== OBJECTIVE ==
Rewrite the lines below as a JSON list of strings, with one string per line and no blank lines. Omit the pictures from your answer.
⟨
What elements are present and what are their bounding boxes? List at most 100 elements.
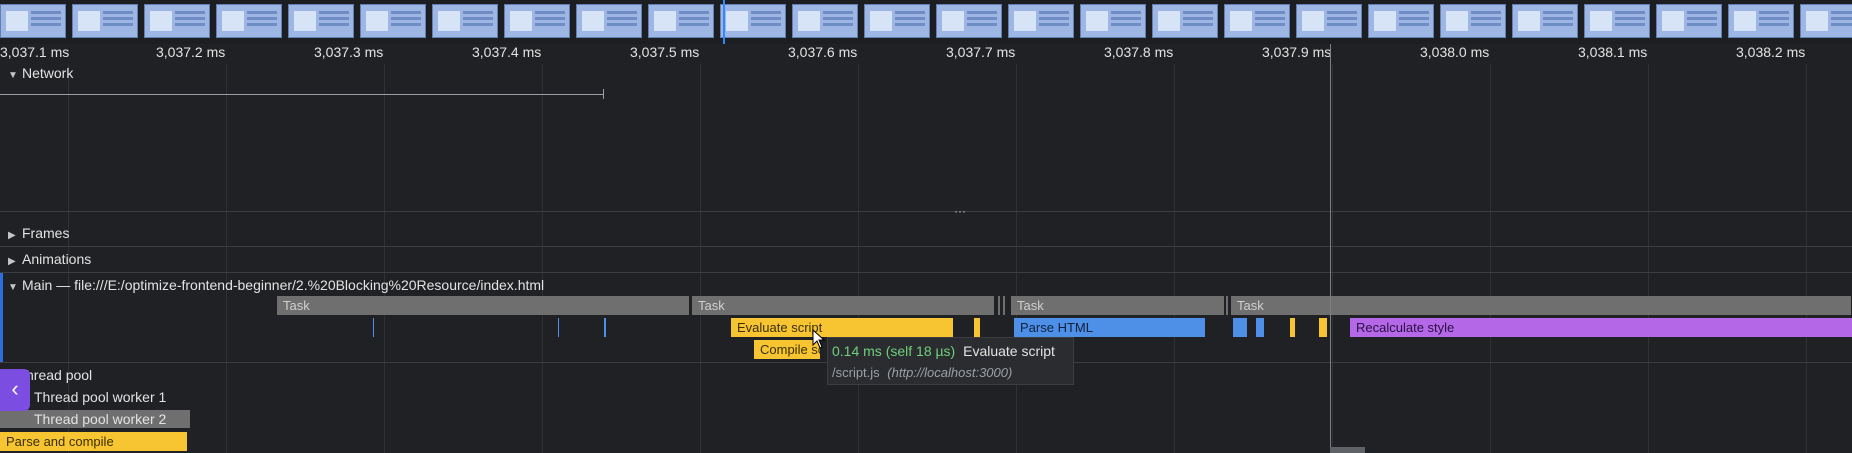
frame-thumbnail[interactable] (288, 4, 354, 38)
flame-task-small[interactable] (1003, 296, 1005, 315)
tooltip-origin: (http://localhost:3000) (887, 365, 1013, 380)
event-tooltip: 0.14 ms (self 18 µs) Evaluate script /sc… (827, 337, 1074, 385)
ruler-tick-label: 3,037.5 ms (630, 44, 700, 60)
frame-thumbnail[interactable] (936, 4, 1002, 38)
screenshots-filmstrip[interactable] (0, 0, 1852, 44)
ruler-tick-label: 3,037.2 ms (156, 44, 226, 60)
frame-thumbnail[interactable] (504, 4, 570, 38)
frame-thumbnail[interactable] (1368, 4, 1434, 38)
sidebar-toggle-button[interactable]: ‹ (0, 369, 30, 411)
frame-thumbnail[interactable] (144, 4, 210, 38)
flame-evaluate-script[interactable]: Evaluate script (731, 318, 953, 337)
ruler-tick-label: 3,037.1 ms (0, 44, 70, 60)
triangle-down-icon[interactable]: ▼ (8, 65, 20, 87)
track-thread-pool-worker-2[interactable]: Thread pool worker 2 (34, 408, 166, 430)
triangle-right-icon[interactable]: ▶ (8, 251, 20, 273)
ruler-tick-label: 3,037.7 ms (946, 44, 1016, 60)
ruler-tick-label: 3,037.3 ms (314, 44, 384, 60)
track-thread-pool-worker-1[interactable]: Thread pool worker 1 (34, 386, 166, 408)
ruler-tick-label: 3,038.2 ms (1736, 44, 1806, 60)
chevron-left-icon: ‹ (11, 376, 19, 401)
grid-line (1806, 44, 1807, 453)
frame-thumbnail[interactable] (576, 4, 642, 38)
flame-recalculate-style[interactable]: Recalculate style (1350, 318, 1852, 337)
frame-thumbnail[interactable] (1296, 4, 1362, 38)
track-animations-label: Animations (22, 251, 92, 267)
filmstrip-position-marker (723, 0, 725, 44)
ruler-tick-label: 3,037.6 ms (788, 44, 858, 60)
mouse-pointer-icon (812, 329, 826, 349)
flame-parse-html[interactable]: Parse HTML (1014, 318, 1205, 337)
flame-event-small[interactable] (373, 318, 374, 337)
frame-thumbnail[interactable] (864, 4, 930, 38)
flame-event-small[interactable] (974, 318, 980, 337)
flame-parse-and-compile[interactable]: Parse and compile (0, 432, 187, 451)
frame-thumbnail[interactable] (1080, 4, 1146, 38)
network-request-line[interactable] (0, 94, 603, 95)
ruler-tick-label: 3,037.9 ms (1262, 44, 1332, 60)
frame-thumbnail[interactable] (360, 4, 426, 38)
grid-line (1332, 44, 1333, 453)
time-ruler[interactable] (0, 44, 1852, 64)
track-animations[interactable]: ▶ Animations (0, 248, 91, 270)
ruler-tick-label: 3,037.8 ms (1104, 44, 1174, 60)
frame-thumbnail[interactable] (1728, 4, 1794, 38)
flame-event-small[interactable] (1290, 318, 1295, 337)
flame-event-small[interactable] (604, 318, 606, 337)
flame-task[interactable]: Task (692, 296, 995, 315)
tooltip-duration: 0.14 ms (self 18 µs) (832, 343, 956, 359)
flame-task[interactable]: Task (1231, 296, 1852, 315)
triangle-down-icon[interactable]: ▼ (8, 277, 20, 299)
grid-line (542, 44, 543, 453)
frame-thumbnail[interactable] (648, 4, 714, 38)
flame-task-small[interactable] (998, 296, 1000, 315)
ruler-tick-label: 3,038.1 ms (1578, 44, 1648, 60)
ruler-tick-label: 3,038.0 ms (1420, 44, 1490, 60)
track-main[interactable]: ▼ Main — file:///E:/optimize-frontend-beg… (0, 274, 544, 296)
flame-event-small[interactable] (1233, 318, 1247, 337)
track-thread-pool[interactable]: hread pool (26, 364, 92, 386)
frame-thumbnail[interactable] (792, 4, 858, 38)
grid-line (1648, 44, 1649, 453)
frame-thumbnail[interactable] (1800, 4, 1852, 38)
tooltip-event-name: Evaluate script (963, 343, 1055, 359)
resize-handle-icon[interactable]: ··· (954, 205, 966, 217)
triangle-right-icon[interactable]: ▶ (8, 225, 20, 247)
frame-thumbnail[interactable] (432, 4, 498, 38)
flame-task[interactable]: Task (277, 296, 690, 315)
track-divider (0, 272, 1852, 273)
flame-event-small[interactable] (1319, 318, 1327, 337)
grid-line (1490, 44, 1491, 453)
frame-thumbnail[interactable] (1008, 4, 1074, 38)
pane-divider[interactable] (0, 211, 1852, 212)
frame-thumbnail[interactable] (72, 4, 138, 38)
track-network-label: Network (22, 65, 74, 81)
grid-line (1174, 44, 1175, 453)
track-frames-label: Frames (22, 225, 70, 241)
frame-thumbnail[interactable] (720, 4, 786, 38)
frame-thumbnail[interactable] (1512, 4, 1578, 38)
track-frames[interactable]: ▶ Frames (0, 222, 69, 244)
grid-line (858, 44, 859, 453)
network-request-end-whisker (603, 89, 604, 99)
grid-line (226, 44, 227, 453)
grid-line (1016, 44, 1017, 453)
timeline-cursor-line (1330, 44, 1331, 453)
flame-event-small[interactable] (1256, 318, 1264, 337)
frame-thumbnail[interactable] (1656, 4, 1722, 38)
frame-thumbnail[interactable] (1224, 4, 1290, 38)
frame-thumbnail[interactable] (1584, 4, 1650, 38)
grid-line (384, 44, 385, 453)
tooltip-file: /script.js (832, 365, 880, 380)
frame-thumbnail[interactable] (0, 4, 66, 38)
frame-thumbnail[interactable] (216, 4, 282, 38)
frame-thumbnail[interactable] (1440, 4, 1506, 38)
flame-task[interactable]: Task (1011, 296, 1225, 315)
track-divider (0, 246, 1852, 247)
track-main-label: Main — file:///E:/optimize-frontend-begi… (22, 277, 545, 293)
flame-task-small[interactable] (1226, 296, 1228, 315)
flame-compile-script[interactable]: Compile sc (754, 340, 820, 359)
track-network[interactable]: ▼ Network (0, 62, 73, 84)
frame-thumbnail[interactable] (1152, 4, 1218, 38)
flame-event-small[interactable] (558, 318, 559, 337)
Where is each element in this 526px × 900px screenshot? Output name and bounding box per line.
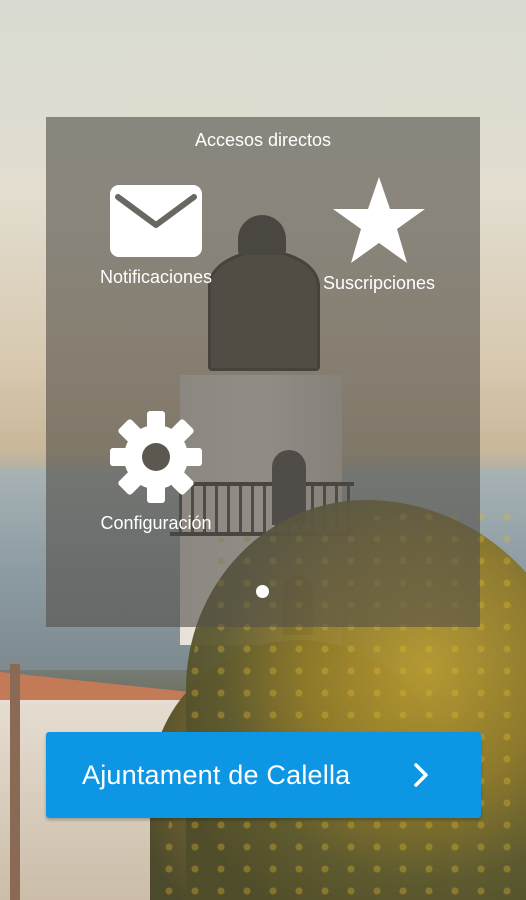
envelope-icon	[110, 185, 202, 257]
subscriptions-label: Suscripciones	[322, 273, 436, 293]
notifications-label: Notificaciones	[99, 267, 213, 287]
ajuntament-button-label: Ajuntament de Calella	[82, 759, 351, 790]
pole	[10, 664, 20, 900]
shortcuts-panel: Accesos directos Notificaciones Suscripc…	[46, 117, 480, 627]
settings-label: Configuración	[100, 513, 212, 533]
subscriptions-shortcut[interactable]: Suscripciones	[309, 175, 449, 294]
star-icon	[333, 177, 425, 263]
notifications-shortcut[interactable]: Notificaciones	[86, 183, 226, 288]
chevron-right-icon	[414, 763, 428, 787]
settings-shortcut[interactable]: Configuración	[86, 409, 226, 534]
ajuntament-button[interactable]: Ajuntament de Calella	[46, 732, 481, 818]
gear-icon	[110, 411, 202, 503]
page-indicator-dot	[256, 585, 269, 598]
panel-title: Accesos directos	[194, 130, 332, 150]
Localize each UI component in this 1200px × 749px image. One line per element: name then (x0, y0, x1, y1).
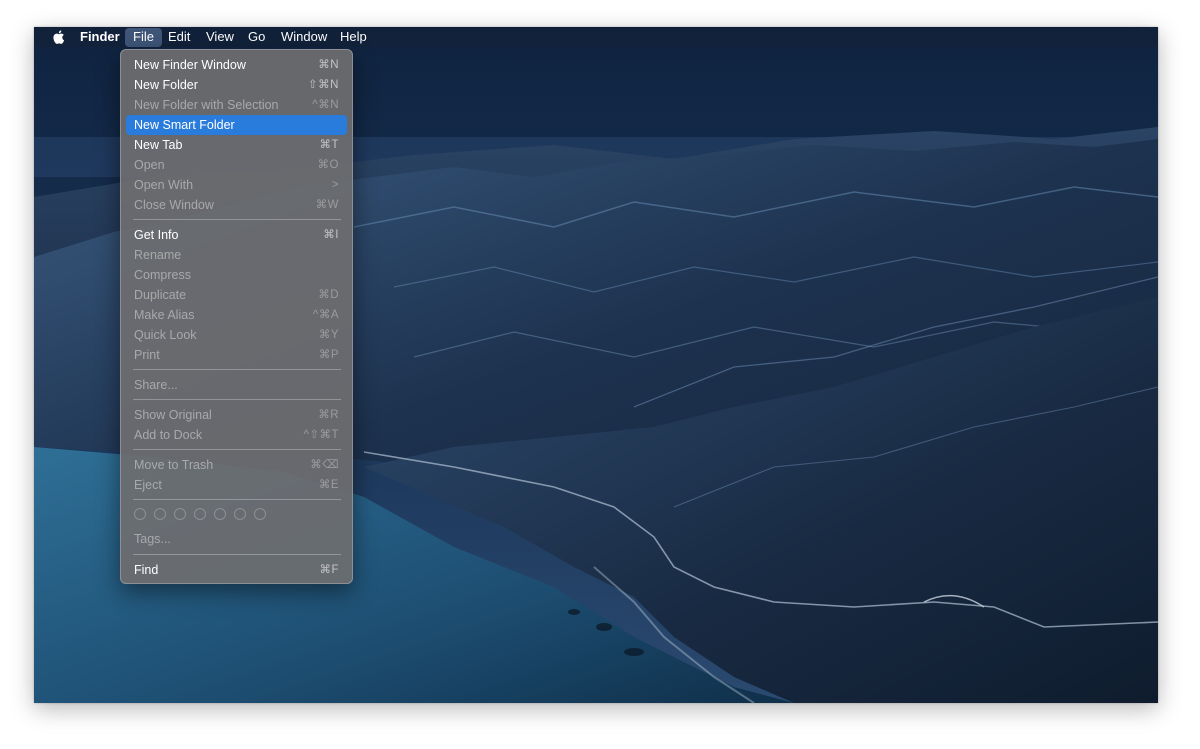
⟩
== EXERCISE ANSWER ==
[
  "What elements are present and what are their bounding boxes? List at most 100 elements.",
  "frame-thumbnail[interactable] (288, 4, 354, 38)",
  "flame-task-small[interactable] (1003, 296, 1005, 315)",
  "tooltip-origin: (http://localhost:3000) (887, 365, 1013, 380)",
  "event-tooltip: 0.14 ms (self 18 µs) Evaluate script /sc… (827, 337, 1074, 385)",
  "ruler-tick-label: 3,037.5 ms (630, 44, 700, 60)",
  "frame-thumbnail[interactable] (936, 4, 1002, 38)",
  "screenshots-filmstrip[interactable] (0, 0, 1852, 44)",
  "ruler-tick-label: 3,037.2 ms (156, 44, 226, 60)",
  "frame-thumbnail[interactable] (504, 4, 570, 38)",
  "frame-thumbnail[interactable] (1368, 4, 1434, 38)",
  "sidebar-toggle-button[interactable]: ‹ (0, 369, 30, 411)",
  "frame-thumbnail[interactable] (144, 4, 210, 38)",
  "flame-evaluate-script[interactable]: Evaluate script (731, 318, 953, 337)",
  "ruler-tick-label: 3,037.1 ms (0, 44, 70, 60)",
  "triangle-down-icon[interactable]: ▼ (8, 65, 20, 87)",
  "track-thread-pool-worker-2[interactable]: Thread pool worker 2 (34, 408, 166, 430)",
  "triangle-right-icon[interactable]: ▶ (8, 251, 20, 273)",
  "ruler-tick-label: 3,037.7 ms (946, 44, 1016, 60)",
  "ruler-tick-label: 3,037.3 ms (314, 44, 384, 60)",
  "track-thread-pool-worker-1[interactable]: Thread pool worker 1 (34, 386, 166, 408)",
  "ruler-tick-label: 3,038.2 ms (1736, 44, 1806, 60)",
  "chevron-left-icon: ‹ (11, 376, 19, 401)",
  "grid-line (1806, 44, 1807, 453)",
  "frame-thumbnail[interactable] (576, 4, 642, 38)",
  "flame-recalculate-style[interactable]: Recalculate style (1350, 318, 1852, 337)",
  "frame-thumbnail[interactable] (1296, 4, 1362, 38)",
  "track-animations-label: Animations (22, 251, 92, 267)",
  "filmstrip-position-marker (723, 0, 725, 44)",
  "ruler-tick-label: 3,037.6 ms (788, 44, 858, 60)",
  "mouse-pointer-icon (812, 329, 826, 349)",
  "flame-parse-html[interactable]: Parse HTML (1014, 318, 1205, 337)",
  "flame-event-small[interactable] (373, 318, 374, 337)",
  "frame-thumbnail[interactable] (864, 4, 930, 38)",
  "flame-event-small[interactable] (974, 318, 980, 337)",
  "flame-parse-and-compile[interactable]: Parse and compile (0, 432, 187, 451)",
  "frame-thumbnail[interactable] (1080, 4, 1146, 38)",
  "network-request-line[interactable] (0, 94, 603, 95)",
  "ruler-tick-label: 3,037.9 ms (1262, 44, 1332, 60)",
  "frame-thumbnail[interactable] (360, 4, 426, 38)",
  "grid-line (1332, 44, 1333, 453)",
  "time-ruler[interactable] (0, 44, 1852, 64)",
  "track-animations[interactable]: ▶ Animations (0, 248, 91, 270)",
  "ruler-tick-label: 3,037.8 ms (1104, 44, 1174, 60)",
  "frame-thumbnail[interactable] (1728, 4, 1794, 38)",
  "flame-event-small[interactable] (1290, 318, 1295, 337)",
  "flame-event-small[interactable] (604, 318, 606, 337)",
  "flame-task[interactable]: Task (692, 296, 995, 315)",
  "tooltip-duration: 0.14 ms (self 18 µs) (832, 343, 956, 359)",
  "flame-task[interactable]: Task (1231, 296, 1852, 315)",
  "triangle-down-icon[interactable]: ▼ (8, 277, 20, 299)",
  "grid-line (542, 44, 543, 453)",
  "frame-thumbnail[interactable] (648, 4, 714, 38)",
  "flame-task-small[interactable] (998, 296, 1000, 315)",
  "ruler-tick-label: 3,038.1 ms (1578, 44, 1648, 60)",
  "ruler-tick-label: 3,038.0 ms (1420, 44, 1490, 60)",
  "track-main[interactable]: ▼ Main — file:///E:/optimize-frontend-beg… (0, 274, 544, 296)",
  "flame-event-small[interactable] (1233, 318, 1247, 337)",
  "track-thread-pool[interactable]: hread pool (26, 364, 92, 386)",
  "frame-thumbnail[interactable] (792, 4, 858, 38)",
  "grid-line (1648, 44, 1649, 453)",
  "frame-thumbnail[interactable] (1800, 4, 1852, 38)",
  "tooltip-event-name: Evaluate script (963, 343, 1055, 359)",
  "resize-handle-icon[interactable]: ··· (954, 205, 966, 217)",
  "triangle-right-icon[interactable]: ▶ (8, 225, 20, 247)",
  "frame-thumbnail[interactable] (432, 4, 498, 38)",
  "flame-task[interactable]: Task (277, 296, 690, 315)",
  "track-divider (0, 272, 1852, 273)",
  "flame-event-small[interactable] (1319, 318, 1327, 337)",
  "grid-line (1490, 44, 1491, 453)",
  "frame-thumbnail[interactable] (1008, 4, 1074, 38)",
  "pane-divider[interactable] (0, 211, 1852, 212)",
  "frame-thumbnail[interactable] (72, 4, 138, 38)",
  "track-network-label: Network (22, 65, 74, 81)",
  "grid-line (1174, 44, 1175, 453)",
  "track-frames-label: Frames (22, 225, 70, 241)",
  "frame-thumbnail[interactable] (720, 4, 786, 38)",
  "frame-thumbnail[interactable] (1512, 4, 1578, 38)",
  "track-frames[interactable]: ▶ Frames (0, 222, 69, 244)",
  "grid-line (858, 44, 859, 453)",
  "network-request-end-whisker (603, 89, 604, 99)",
  "grid-line (226, 44, 227, 453)",
  "grid-line (1016, 44, 1017, 453)",
  "timeline-cursor-line (1330, 44, 1331, 453)",
  "flame-event-small[interactable] (1256, 318, 1264, 337)",
  "frame-thumbnail[interactable] (1656, 4, 1722, 38)",
  "frame-thumbnail[interactable] (1224, 4, 1290, 38)",
  "frame-thumbnail[interactable] (1584, 4, 1650, 38)",
  "grid-line (384, 44, 385, 453)",
  "tooltip-file: /script.js (832, 365, 880, 380)",
  "frame-thumbnail[interactable] (0, 4, 66, 38)",
  "frame-thumbnail[interactable] (216, 4, 282, 38)",
  "frame-thumbnail[interactable] (1440, 4, 1506, 38)",
  "flame-task[interactable]: Task (1011, 296, 1225, 315)",
  "track-divider (0, 246, 1852, 247)",
  "track-main-label: Main — file:///E:/optimize-frontend-begi… (22, 277, 545, 293)",
  "flame-task-small[interactable] (1226, 296, 1228, 315)",
  "flame-compile-script[interactable]: Compile sc (754, 340, 820, 359)",
  "track-network[interactable]: ▼ Network (0, 62, 73, 84)",
  "frame-thumbnail[interactable] (1152, 4, 1218, 38)",
  "flame-event-small[interactable] (558, 318, 559, 337)",
  "Where is each element in this 526px × 900px screenshot? Output name and bounding box per line.",
  "envelope-icon\t[110, 185, 202, 257]",
  "subscriptions-label: Suscripciones\t[322, 273, 436, 293]",
  "notifications-label: Notificaciones\t[99, 267, 213, 287]",
  "ajuntament-button-label: Ajuntament de Calella\t[82, 759, 351, 790]",
  "pole\t[10, 664, 20, 900]",
  "shortcuts-panel: Accesos directos Notificaciones Suscripc…\t[46, 117, 480, 627]",
  "settings-label: Configuración\t[100, 513, 212, 533]",
  "subscriptions-shortcut[interactable]: Suscripciones\t[309, 175, 449, 294]",
  "star-icon\t[333, 177, 425, 263]",
  "notifications-shortcut[interactable]: Notificaciones\t[86, 183, 226, 288]",
  "chevron-right-icon\t[414, 763, 428, 787]",
  "settings-shortcut[interactable]: Configuración\t[86, 409, 226, 534]",
  "ajuntament-button[interactable]: Ajuntament de Calella\t[46, 732, 481, 818]",
  "gear-icon\t[110, 411, 202, 503]",
  "page-indicator-dot\t[256, 585, 269, 598]",
  "panel-title: Accesos directos\t[194, 130, 332, 150]",
  "Localize each UI component in this 1200px × 749px image. One line per element: name then (x0, y0, x1, y1)."
]